**Set problem**
Set down the full listing exactly as given. Any pictures are to be left out.
-- start Data entries --
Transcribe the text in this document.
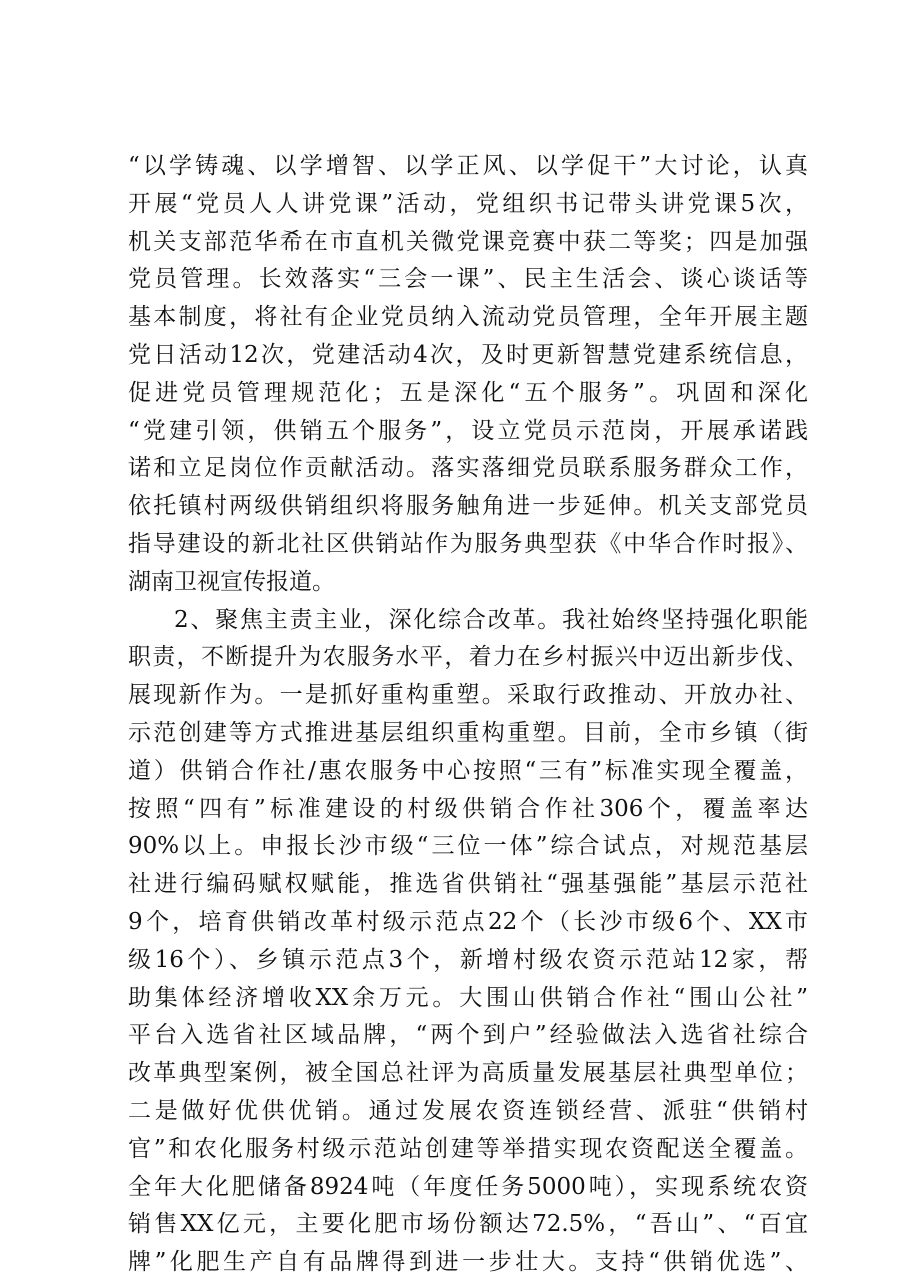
“以学铸魂、以学增智、以学正风、以学促干”大讨论，认真
开展“党员人人讲党课”活动，党组织书记带头讲党课5次，
机关支部范华希在市直机关微党课竞赛中获二等奖；四是加强
党员管理。长效落实“三会一课”、民主生活会、谈心谈话等
基本制度，将社有企业党员纳入流动党员管理，全年开展主题
党日活动12次，党建活动4次，及时更新智慧党建系统信息，
促进党员管理规范化；五是深化“五个服务”。巩固和深化
“党建引领，供销五个服务”，设立党员示范岗，开展承诺践
诺和立足岗位作贡献活动。落实落细党员联系服务群众工作，
依托镇村两级供销组织将服务触角进一步延伸。机关支部党员
指导建设的新北社区供销站作为服务典型获《中华合作时报》、
湖南卫视宣传报道。
2、聚焦主责主业，深化综合改革。我社始终坚持强化职能
职责，不断提升为农服务水平，着力在乡村振兴中迈出新步伐、
展现新作为。一是抓好重构重塑。采取行政推动、开放办社、
示范创建等方式推进基层组织重构重塑。目前，全市乡镇（街
道）供销合作社/惠农服务中心按照“三有”标准实现全覆盖，
按照“四有”标准建设的村级供销合作社306个，覆盖率达
90%以上。申报长沙市级“三位一体”综合试点，对规范基层
社进行编码赋权赋能，推选省供销社“强基强能”基层示范社
9个，培育供销改革村级示范点22个（长沙市级6个、XX市
级16个）、乡镇示范点3个，新增村级农资示范站12家，帮
助集体经济增收XX余万元。大围山供销合作社“围山公社”
平台入选省社区域品牌，“两个到户”经验做法入选省社综合
改革典型案例，被全国总社评为高质量发展基层社典型单位；
二是做好优供优销。通过发展农资连锁经营、派驻“供销村
官”和农化服务村级示范站创建等举措实现农资配送全覆盖。
全年大化肥储备8924吨（年度任务5000吨），实现系统农资
销售XX亿元，主要化肥市场份额达72.5%，“吾山”、“百宜
牌”化肥生产自有品牌得到进一步壮大。支持“供销优选”、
-- end Data entries --
**Full solution**
Transcribe the text in this document.
“以学铸魂、以学增智、以学正风、以学促干”大讨论，认真
开展“党员人人讲党课”活动，党组织书记带头讲党课5次，
机关支部范华希在市直机关微党课竞赛中获二等奖；四是加强
党员管理。长效落实“三会一课”、民主生活会、谈心谈话等
基本制度，将社有企业党员纳入流动党员管理，全年开展主题
党日活动12次，党建活动4次，及时更新智慧党建系统信息，
促进党员管理规范化；五是深化“五个服务”。巩固和深化
“党建引领，供销五个服务”，设立党员示范岗，开展承诺践
诺和立足岗位作贡献活动。落实落细党员联系服务群众工作，
依托镇村两级供销组织将服务触角进一步延伸。机关支部党员
指导建设的新北社区供销站作为服务典型获《中华合作时报》、
湖南卫视宣传报道。
2、聚焦主责主业，深化综合改革。我社始终坚持强化职能
职责，不断提升为农服务水平，着力在乡村振兴中迈出新步伐、
展现新作为。一是抓好重构重塑。采取行政推动、开放办社、
示范创建等方式推进基层组织重构重塑。目前，全市乡镇（街
道）供销合作社/惠农服务中心按照“三有”标准实现全覆盖，
按照“四有”标准建设的村级供销合作社306个，覆盖率达
90%以上。申报长沙市级“三位一体”综合试点，对规范基层
社进行编码赋权赋能，推选省供销社“强基强能”基层示范社
9个，培育供销改革村级示范点22个（长沙市级6个、XX市
级16个）、乡镇示范点3个，新增村级农资示范站12家，帮
助集体经济增收XX余万元。大围山供销合作社“围山公社”
平台入选省社区域品牌，“两个到户”经验做法入选省社综合
改革典型案例，被全国总社评为高质量发展基层社典型单位；
二是做好优供优销。通过发展农资连锁经营、派驻“供销村
官”和农化服务村级示范站创建等举措实现农资配送全覆盖。
全年大化肥储备8924吨（年度任务5000吨），实现系统农资
销售XX亿元，主要化肥市场份额达72.5%，“吾山”、“百宜
牌”化肥生产自有品牌得到进一步壮大。支持“供销优选”、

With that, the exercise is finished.